◆ Problem requirements
Drop the images; return everything else in the listing below exactly.

* begin *

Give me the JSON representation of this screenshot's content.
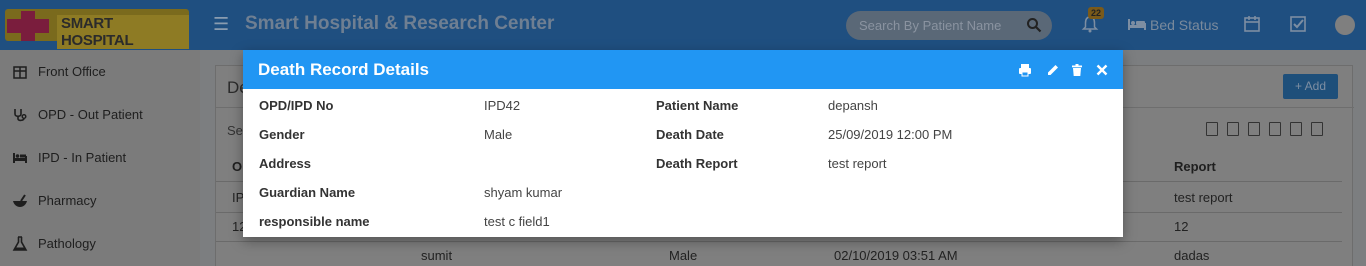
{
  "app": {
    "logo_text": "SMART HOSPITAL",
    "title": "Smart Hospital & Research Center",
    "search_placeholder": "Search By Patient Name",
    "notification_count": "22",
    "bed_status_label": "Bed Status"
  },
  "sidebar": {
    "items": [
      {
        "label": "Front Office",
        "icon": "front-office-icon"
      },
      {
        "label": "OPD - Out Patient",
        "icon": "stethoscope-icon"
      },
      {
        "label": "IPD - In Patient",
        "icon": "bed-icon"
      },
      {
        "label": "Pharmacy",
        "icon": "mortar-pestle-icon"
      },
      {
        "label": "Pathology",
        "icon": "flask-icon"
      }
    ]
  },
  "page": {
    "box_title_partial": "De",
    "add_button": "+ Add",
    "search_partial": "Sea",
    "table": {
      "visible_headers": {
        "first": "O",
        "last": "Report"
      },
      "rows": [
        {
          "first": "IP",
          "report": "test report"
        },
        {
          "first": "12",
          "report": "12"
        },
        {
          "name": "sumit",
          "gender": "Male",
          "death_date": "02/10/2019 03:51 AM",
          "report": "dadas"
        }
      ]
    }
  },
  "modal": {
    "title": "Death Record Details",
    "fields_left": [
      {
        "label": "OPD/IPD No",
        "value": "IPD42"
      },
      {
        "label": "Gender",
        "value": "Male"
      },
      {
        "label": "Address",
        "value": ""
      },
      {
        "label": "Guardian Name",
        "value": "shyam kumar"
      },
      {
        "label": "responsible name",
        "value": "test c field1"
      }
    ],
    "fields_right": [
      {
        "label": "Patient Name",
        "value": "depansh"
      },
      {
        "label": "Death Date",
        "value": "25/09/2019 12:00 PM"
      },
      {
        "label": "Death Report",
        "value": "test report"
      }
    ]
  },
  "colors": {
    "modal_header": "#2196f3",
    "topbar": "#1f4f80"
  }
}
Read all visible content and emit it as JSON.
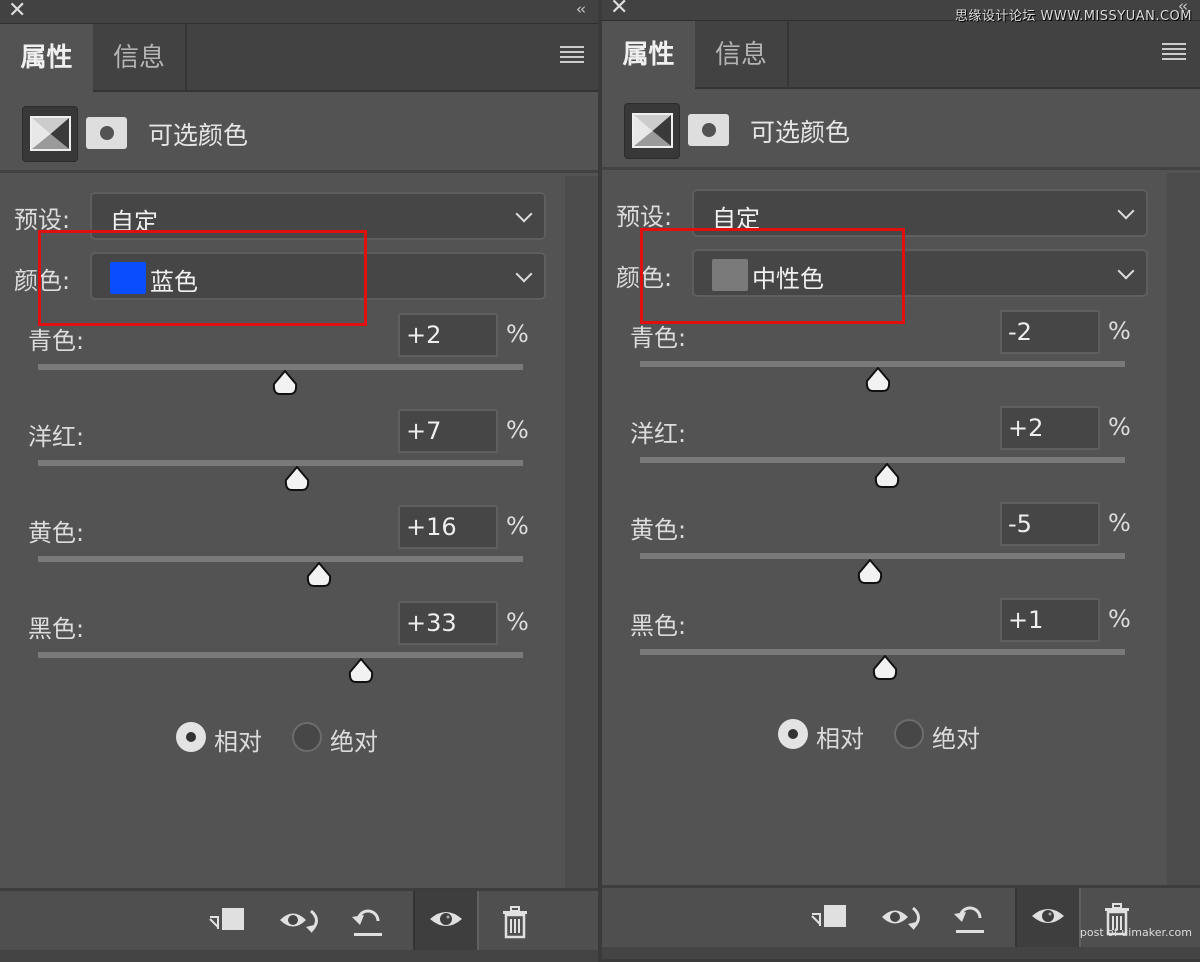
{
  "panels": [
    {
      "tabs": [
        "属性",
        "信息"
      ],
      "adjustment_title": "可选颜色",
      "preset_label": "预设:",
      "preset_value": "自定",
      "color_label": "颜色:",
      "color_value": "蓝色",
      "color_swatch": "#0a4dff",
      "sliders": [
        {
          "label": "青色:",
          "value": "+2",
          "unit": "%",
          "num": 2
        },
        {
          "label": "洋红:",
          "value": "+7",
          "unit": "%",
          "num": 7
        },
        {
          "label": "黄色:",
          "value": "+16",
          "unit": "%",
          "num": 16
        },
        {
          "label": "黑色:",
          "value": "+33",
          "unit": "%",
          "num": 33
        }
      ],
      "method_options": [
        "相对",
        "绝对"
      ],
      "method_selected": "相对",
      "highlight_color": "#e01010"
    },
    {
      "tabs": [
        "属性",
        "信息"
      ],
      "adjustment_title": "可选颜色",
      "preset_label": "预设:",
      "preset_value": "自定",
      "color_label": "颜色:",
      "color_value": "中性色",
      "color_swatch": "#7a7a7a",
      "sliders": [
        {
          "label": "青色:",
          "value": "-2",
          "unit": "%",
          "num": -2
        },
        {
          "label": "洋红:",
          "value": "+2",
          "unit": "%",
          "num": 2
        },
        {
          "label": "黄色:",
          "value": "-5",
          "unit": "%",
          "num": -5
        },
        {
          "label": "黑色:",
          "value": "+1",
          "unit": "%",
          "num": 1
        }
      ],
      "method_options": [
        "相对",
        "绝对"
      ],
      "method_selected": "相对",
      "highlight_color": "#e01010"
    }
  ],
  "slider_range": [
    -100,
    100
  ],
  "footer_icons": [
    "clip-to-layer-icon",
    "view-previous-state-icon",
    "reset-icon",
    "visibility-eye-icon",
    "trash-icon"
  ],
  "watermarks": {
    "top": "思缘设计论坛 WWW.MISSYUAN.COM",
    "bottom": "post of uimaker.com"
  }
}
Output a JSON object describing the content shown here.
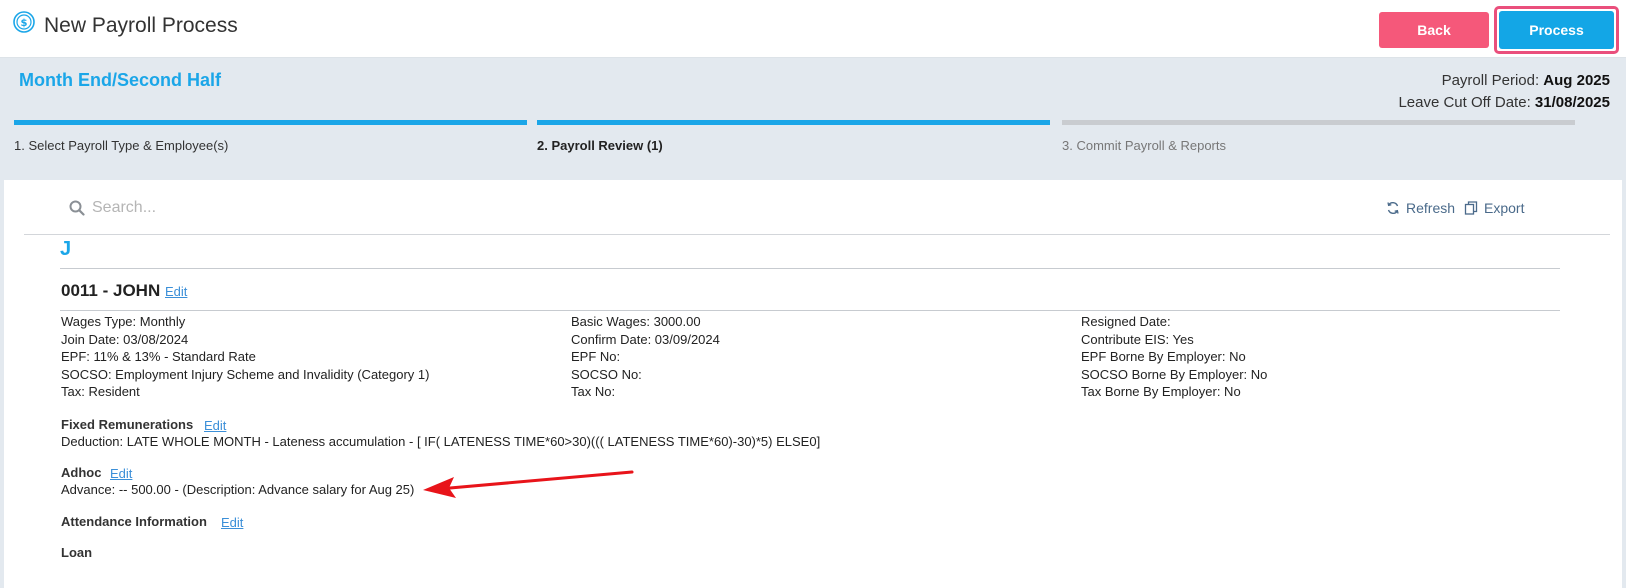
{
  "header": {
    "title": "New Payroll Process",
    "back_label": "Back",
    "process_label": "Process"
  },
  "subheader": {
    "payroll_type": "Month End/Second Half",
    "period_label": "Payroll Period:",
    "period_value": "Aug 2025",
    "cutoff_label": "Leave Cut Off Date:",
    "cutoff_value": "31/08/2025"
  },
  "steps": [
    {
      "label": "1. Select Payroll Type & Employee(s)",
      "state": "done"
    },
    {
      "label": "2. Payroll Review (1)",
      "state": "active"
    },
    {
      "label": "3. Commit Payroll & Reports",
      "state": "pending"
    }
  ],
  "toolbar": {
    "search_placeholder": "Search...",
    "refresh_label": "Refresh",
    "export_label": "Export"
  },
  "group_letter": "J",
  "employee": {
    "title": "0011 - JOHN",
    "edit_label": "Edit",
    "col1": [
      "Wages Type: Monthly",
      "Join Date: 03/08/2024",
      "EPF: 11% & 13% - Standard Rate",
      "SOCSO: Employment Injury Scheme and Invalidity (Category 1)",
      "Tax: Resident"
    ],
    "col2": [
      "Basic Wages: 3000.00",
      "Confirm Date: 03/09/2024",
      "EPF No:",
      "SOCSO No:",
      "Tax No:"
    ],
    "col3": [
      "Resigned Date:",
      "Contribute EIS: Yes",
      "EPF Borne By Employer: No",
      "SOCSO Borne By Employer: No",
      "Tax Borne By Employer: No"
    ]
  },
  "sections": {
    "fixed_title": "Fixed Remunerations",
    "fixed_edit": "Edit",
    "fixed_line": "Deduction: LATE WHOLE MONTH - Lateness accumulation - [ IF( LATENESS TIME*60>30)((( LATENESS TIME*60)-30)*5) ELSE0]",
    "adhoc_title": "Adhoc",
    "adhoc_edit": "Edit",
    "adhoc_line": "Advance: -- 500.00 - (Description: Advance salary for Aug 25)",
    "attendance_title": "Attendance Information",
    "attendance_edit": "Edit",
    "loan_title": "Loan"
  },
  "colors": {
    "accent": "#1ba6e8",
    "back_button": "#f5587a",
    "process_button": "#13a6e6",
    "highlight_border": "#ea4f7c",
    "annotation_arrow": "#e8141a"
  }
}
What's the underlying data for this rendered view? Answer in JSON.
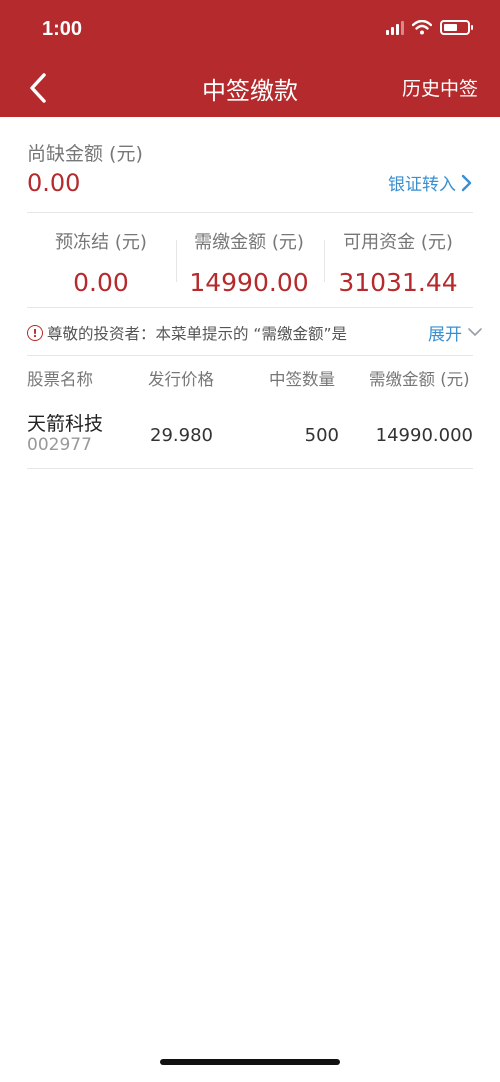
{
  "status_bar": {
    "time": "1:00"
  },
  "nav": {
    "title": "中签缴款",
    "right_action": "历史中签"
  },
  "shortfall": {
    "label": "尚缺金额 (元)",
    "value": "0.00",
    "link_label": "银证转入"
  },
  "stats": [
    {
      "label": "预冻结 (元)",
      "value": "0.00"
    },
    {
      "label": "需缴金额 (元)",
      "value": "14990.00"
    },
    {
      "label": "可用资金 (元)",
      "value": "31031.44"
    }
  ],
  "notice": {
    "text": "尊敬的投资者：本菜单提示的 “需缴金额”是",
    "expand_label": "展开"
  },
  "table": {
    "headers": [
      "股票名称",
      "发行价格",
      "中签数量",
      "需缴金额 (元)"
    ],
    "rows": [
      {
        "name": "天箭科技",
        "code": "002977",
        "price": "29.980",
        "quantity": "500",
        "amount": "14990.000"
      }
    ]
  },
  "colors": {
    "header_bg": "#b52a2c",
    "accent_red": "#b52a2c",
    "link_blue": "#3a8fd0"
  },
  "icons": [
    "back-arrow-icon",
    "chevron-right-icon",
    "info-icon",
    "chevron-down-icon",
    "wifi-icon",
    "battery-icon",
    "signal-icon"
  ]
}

* end *

◆ Answer to this task
Give me the JSON representation of this screenshot's content.
{
  "app": {
    "logo_text": "SMART HOSPITAL",
    "title": "Smart Hospital & Research Center",
    "search_placeholder": "Search By Patient Name",
    "notification_count": "22",
    "bed_status_label": "Bed Status"
  },
  "sidebar": {
    "items": [
      {
        "label": "Front Office",
        "icon": "front-office-icon"
      },
      {
        "label": "OPD - Out Patient",
        "icon": "stethoscope-icon"
      },
      {
        "label": "IPD - In Patient",
        "icon": "bed-icon"
      },
      {
        "label": "Pharmacy",
        "icon": "mortar-pestle-icon"
      },
      {
        "label": "Pathology",
        "icon": "flask-icon"
      }
    ]
  },
  "page": {
    "box_title_partial": "De",
    "add_button": "+ Add",
    "search_partial": "Sea",
    "table": {
      "visible_headers": {
        "first": "O",
        "last": "Report"
      },
      "rows": [
        {
          "first": "IP",
          "report": "test report"
        },
        {
          "first": "12",
          "report": "12"
        },
        {
          "name": "sumit",
          "gender": "Male",
          "death_date": "02/10/2019 03:51 AM",
          "report": "dadas"
        }
      ]
    }
  },
  "modal": {
    "title": "Death Record Details",
    "fields_left": [
      {
        "label": "OPD/IPD No",
        "value": "IPD42"
      },
      {
        "label": "Gender",
        "value": "Male"
      },
      {
        "label": "Address",
        "value": ""
      },
      {
        "label": "Guardian Name",
        "value": "shyam kumar"
      },
      {
        "label": "responsible name",
        "value": "test c field1"
      }
    ],
    "fields_right": [
      {
        "label": "Patient Name",
        "value": "depansh"
      },
      {
        "label": "Death Date",
        "value": "25/09/2019 12:00 PM"
      },
      {
        "label": "Death Report",
        "value": "test report"
      }
    ]
  },
  "colors": {
    "modal_header": "#2196f3",
    "topbar": "#1f4f80"
  }
}
Read all visible content and emit it as JSON.
{
  "panels": [
    {
      "tabs": [
        "属性",
        "信息"
      ],
      "adjustment_title": "可选颜色",
      "preset_label": "预设:",
      "preset_value": "自定",
      "color_label": "颜色:",
      "color_value": "蓝色",
      "color_swatch": "#0a4dff",
      "sliders": [
        {
          "label": "青色:",
          "value": "+2",
          "unit": "%",
          "num": 2
        },
        {
          "label": "洋红:",
          "value": "+7",
          "unit": "%",
          "num": 7
        },
        {
          "label": "黄色:",
          "value": "+16",
          "unit": "%",
          "num": 16
        },
        {
          "label": "黑色:",
          "value": "+33",
          "unit": "%",
          "num": 33
        }
      ],
      "method_options": [
        "相对",
        "绝对"
      ],
      "method_selected": "相对",
      "highlight_color": "#e01010"
    },
    {
      "tabs": [
        "属性",
        "信息"
      ],
      "adjustment_title": "可选颜色",
      "preset_label": "预设:",
      "preset_value": "自定",
      "color_label": "颜色:",
      "color_value": "中性色",
      "color_swatch": "#7a7a7a",
      "sliders": [
        {
          "label": "青色:",
          "value": "-2",
          "unit": "%",
          "num": -2
        },
        {
          "label": "洋红:",
          "value": "+2",
          "unit": "%",
          "num": 2
        },
        {
          "label": "黄色:",
          "value": "-5",
          "unit": "%",
          "num": -5
        },
        {
          "label": "黑色:",
          "value": "+1",
          "unit": "%",
          "num": 1
        }
      ],
      "method_options": [
        "相对",
        "绝对"
      ],
      "method_selected": "相对",
      "highlight_color": "#e01010"
    }
  ],
  "slider_range": [
    -100,
    100
  ],
  "footer_icons": [
    "clip-to-layer-icon",
    "view-previous-state-icon",
    "reset-icon",
    "visibility-eye-icon",
    "trash-icon"
  ],
  "watermarks": {
    "top": "思缘设计论坛 WWW.MISSYUAN.COM",
    "bottom": "post of uimaker.com"
  }
}
Output a JSON object describing the content shown here.
{
  "header": {
    "title": "New Payroll Process",
    "back_label": "Back",
    "process_label": "Process"
  },
  "subheader": {
    "payroll_type": "Month End/Second Half",
    "period_label": "Payroll Period:",
    "period_value": "Aug 2025",
    "cutoff_label": "Leave Cut Off Date:",
    "cutoff_value": "31/08/2025"
  },
  "steps": [
    {
      "label": "1. Select Payroll Type & Employee(s)",
      "state": "done"
    },
    {
      "label": "2. Payroll Review (1)",
      "state": "active"
    },
    {
      "label": "3. Commit Payroll & Reports",
      "state": "pending"
    }
  ],
  "toolbar": {
    "search_placeholder": "Search...",
    "refresh_label": "Refresh",
    "export_label": "Export"
  },
  "group_letter": "J",
  "employee": {
    "title": "0011 - JOHN",
    "edit_label": "Edit",
    "col1": [
      "Wages Type: Monthly",
      "Join Date: 03/08/2024",
      "EPF: 11% & 13% - Standard Rate",
      "SOCSO: Employment Injury Scheme and Invalidity (Category 1)",
      "Tax: Resident"
    ],
    "col2": [
      "Basic Wages: 3000.00",
      "Confirm Date: 03/09/2024",
      "EPF No:",
      "SOCSO No:",
      "Tax No:"
    ],
    "col3": [
      "Resigned Date:",
      "Contribute EIS: Yes",
      "EPF Borne By Employer: No",
      "SOCSO Borne By Employer: No",
      "Tax Borne By Employer: No"
    ]
  },
  "sections": {
    "fixed_title": "Fixed Remunerations",
    "fixed_edit": "Edit",
    "fixed_line": "Deduction: LATE WHOLE MONTH - Lateness accumulation - [ IF( LATENESS TIME*60>30)((( LATENESS TIME*60)-30)*5) ELSE0]",
    "adhoc_title": "Adhoc",
    "adhoc_edit": "Edit",
    "adhoc_line": "Advance: -- 500.00 - (Description: Advance salary for Aug 25)",
    "attendance_title": "Attendance Information",
    "attendance_edit": "Edit",
    "loan_title": "Loan"
  },
  "colors": {
    "accent": "#1ba6e8",
    "back_button": "#f5587a",
    "process_button": "#13a6e6",
    "highlight_border": "#ea4f7c",
    "annotation_arrow": "#e8141a"
  }
}
What's the underlying data for this rendered view? Answer in JSON.
{
  "status_bar": {
    "time": "1:00"
  },
  "nav": {
    "title": "中签缴款",
    "right_action": "历史中签"
  },
  "shortfall": {
    "label": "尚缺金额 (元)",
    "value": "0.00",
    "link_label": "银证转入"
  },
  "stats": [
    {
      "label": "预冻结 (元)",
      "value": "0.00"
    },
    {
      "label": "需缴金额 (元)",
      "value": "14990.00"
    },
    {
      "label": "可用资金 (元)",
      "value": "31031.44"
    }
  ],
  "notice": {
    "text": "尊敬的投资者：本菜单提示的 “需缴金额”是",
    "expand_label": "展开"
  },
  "table": {
    "headers": [
      "股票名称",
      "发行价格",
      "中签数量",
      "需缴金额 (元)"
    ],
    "rows": [
      {
        "name": "天箭科技",
        "code": "002977",
        "price": "29.980",
        "quantity": "500",
        "amount": "14990.000"
      }
    ]
  },
  "colors": {
    "header_bg": "#b52a2c",
    "accent_red": "#b52a2c",
    "link_blue": "#3a8fd0"
  },
  "icons": [
    "back-arrow-icon",
    "chevron-right-icon",
    "info-icon",
    "chevron-down-icon",
    "wifi-icon",
    "battery-icon",
    "signal-icon"
  ]
}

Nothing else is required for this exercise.